TO DO:
Copy the records below exactly, leaving out any pictures.

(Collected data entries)
┄┄┄┄┄┄┄┄┄┄┄┄┄┄┄┄┄┄┄┄
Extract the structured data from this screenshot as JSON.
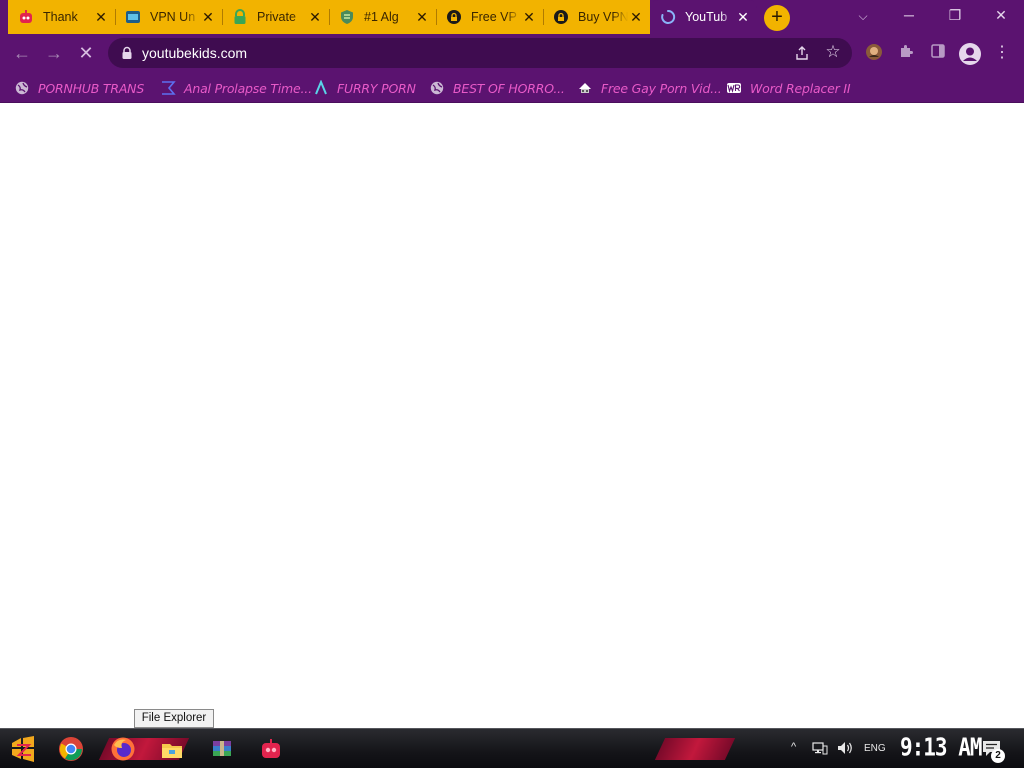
{
  "tabs": [
    {
      "title": "Thank",
      "favicon": "robot-icon",
      "active": false
    },
    {
      "title": "VPN Un",
      "favicon": "vpn-icon",
      "active": false
    },
    {
      "title": "Private",
      "favicon": "lock-icon",
      "active": false
    },
    {
      "title": "#1 Alg",
      "favicon": "shield-icon",
      "active": false
    },
    {
      "title": "Free VP",
      "favicon": "padlock-icon",
      "active": false
    },
    {
      "title": "Buy VPN",
      "favicon": "padlock-icon",
      "active": false
    },
    {
      "title": "YouTub",
      "favicon": "loading-spinner-icon",
      "active": true
    }
  ],
  "new_tab_symbol": "+",
  "window_controls": {
    "minimize": "─",
    "restore": "❐",
    "close": "✕"
  },
  "tab_search_symbol": "⌵",
  "toolbar": {
    "back_symbol": "←",
    "forward_symbol": "→",
    "stop_symbol": "✕",
    "url": "youtubekids.com"
  },
  "bookmarks": [
    {
      "label": "PORNHUB TRANS",
      "icon": "globe-icon"
    },
    {
      "label": "Anal Prolapse Time...",
      "icon": "bracket-icon"
    },
    {
      "label": "FURRY PORN",
      "icon": "lambda-icon"
    },
    {
      "label": "BEST OF HORRO...",
      "icon": "globe-icon"
    },
    {
      "label": "Free Gay Porn Vid...",
      "icon": "hat-icon"
    },
    {
      "label": "Word Replacer II",
      "icon": "wr-icon"
    }
  ],
  "tooltip": "File Explorer",
  "taskbar": {
    "language": "ENG",
    "clock": "9:13 AM",
    "notification_count": "2"
  },
  "colors": {
    "theme": "#5b1370",
    "tab_inactive": "#f2b300",
    "bookmark_text": "#e85ac8",
    "omnibox": "#3f0c50"
  }
}
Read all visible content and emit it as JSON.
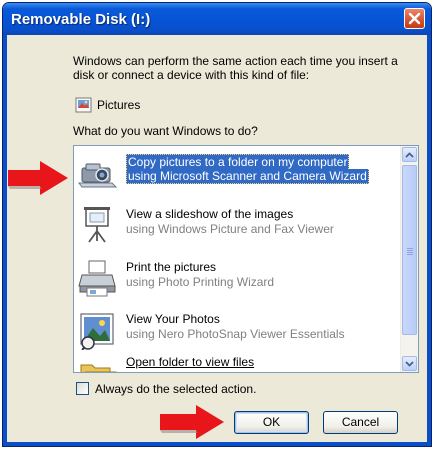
┄┄┄┄┄┄┄┄┄┄┄┄┄┄┄┄┄┄┄┄
PROBLEM SOLUTION:
Extract the structured data from this screenshot as JSON.
{
  "tabs": [
    {
      "title": "Thank",
      "favicon": "robot-icon",
      "active": false
    },
    {
      "title": "VPN Un",
      "favicon": "vpn-icon",
      "active": false
    },
    {
      "title": "Private",
      "favicon": "lock-icon",
      "active": false
    },
    {
      "title": "#1 Alg",
      "favicon": "shield-icon",
      "active": false
    },
    {
      "title": "Free VP",
      "favicon": "padlock-icon",
      "active": false
    },
    {
      "title": "Buy VPN",
      "favicon": "padlock-icon",
      "active": false
    },
    {
      "title": "YouTub",
      "favicon": "loading-spinner-icon",
      "active": true
    }
  ],
  "new_tab_symbol": "+",
  "window_controls": {
    "minimize": "─",
    "restore": "❐",
    "close": "✕"
  },
  "tab_search_symbol": "⌵",
  "toolbar": {
    "back_symbol": "←",
    "forward_symbol": "→",
    "stop_symbol": "✕",
    "url": "youtubekids.com"
  },
  "bookmarks": [
    {
      "label": "PORNHUB TRANS",
      "icon": "globe-icon"
    },
    {
      "label": "Anal Prolapse Time...",
      "icon": "bracket-icon"
    },
    {
      "label": "FURRY PORN",
      "icon": "lambda-icon"
    },
    {
      "label": "BEST OF HORRO...",
      "icon": "globe-icon"
    },
    {
      "label": "Free Gay Porn Vid...",
      "icon": "hat-icon"
    },
    {
      "label": "Word Replacer II",
      "icon": "wr-icon"
    }
  ],
  "tooltip": "File Explorer",
  "taskbar": {
    "language": "ENG",
    "clock": "9:13 AM",
    "notification_count": "2"
  },
  "colors": {
    "theme": "#5b1370",
    "tab_inactive": "#f2b300",
    "bookmark_text": "#e85ac8",
    "omnibox": "#3f0c50"
  }
}
Read all visible content and emit it as JSON.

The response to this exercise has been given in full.